--- begin SELECTED TEXT ---

Cpp_Relex_Range cpp_get_relex_range(Cpp_Token_Array *array,
int32_t start_pos,
int32_t end_pos
)

Parameters

array

A pointer to the token array that will be modified by the relex, this array should already contain the tokens for the previous state of the file.

start_pos

The start position of the edited region of the file. The start and end points are based on the edited region of the file before the edit.

end_pos

The end position of the edited region of the file. In particular, end_pos is the first character after the edited region not effected by the edit. Thus if the edited region contained one character end_pos - start_pos should equal 1. The start and end points are based on the edited region of the file before the edit.

§2.4.8: cpp_relex_init

Cpp_Relex_Data cpp_relex_init(Cpp_Token_Array *array,
int32_t start_pos,
int32_t end_pos,
int32_t character_shift_amount
)

Parameters

array

A pointer to the token array that will be modified by the relex, this array should already contain the tokens for the previous state of the file.

start_pos

The start position of the edited region of the file. The start and end points are based on the edited region of the file before the edit.

end_pos

character_shift_amount

The shift in the characters after the edited region.

Return

Returns a partially initialized relex state.

Description

This call does the first setup step of initializing a relex state. To finish initializing the relex state you must tell the state about the positioning of the first chunk it will be fed. There are two methods of doing this, the direct method is with cpp_relex_declare_first_chunk_position, the method that is often more convenient is with cpp_relex_is_start_chunk. If the file is not chunked the second step of initialization can be skipped.

--- end SELECTED TEXT ---

REQUIRED TASKS —
1 – Decide whether each statement agrees with the relex documentation. Answer yes or no for each, and quote the words of the text that settle it.
(a) For cpp_relex_init, the start and end points refer to the file after the edit.
(b) An edited region of one character gives an end_pos - start_pos of 1.
(c) Initialization of the relex state can skip its second step when the file is not chunked.
2 – Rewrite the stretch of the relex documentation from "Returns a partially" through "can be skipped.", putting "lexer state" wherever "relex state" appears.

--- begin SUPPLIED MATERIAL ---

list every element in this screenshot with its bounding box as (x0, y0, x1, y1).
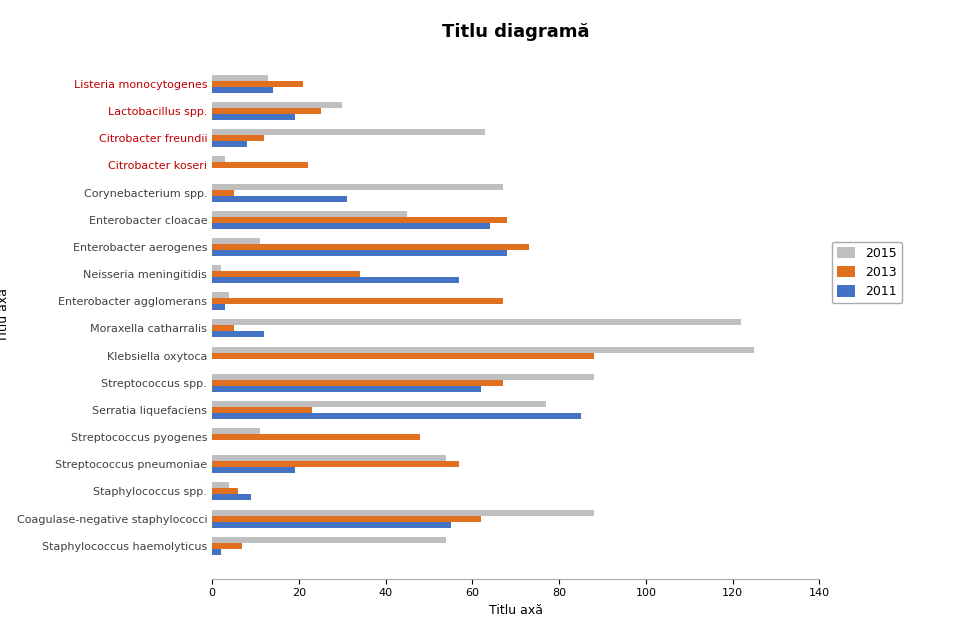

--- end SUPPLIED MATERIAL ---

SOLUTIONS BELOW —
1 –
(a) No: "The start and end points are based on the edited region of the file before the edit."
(b) Yes: "Thus if the edited region contained one character end_pos - start_pos should equal 1."
(c) Yes: "If the file is not chunked the second step of initialization can be skipped."

2 –
Returns a partially initialized lexer state.

Description

This call does the first setup step of initializing a lexer state. To finish initializing the lexer state you must tell the state about the positioning of the first chunk it will be fed. There are two methods of doing this, the direct method is with cpp_relex_declare_first_chunk_position, the method that is often more convenient is with cpp_relex_is_start_chunk. If the file is not chunked the second step of initialization can be skipped.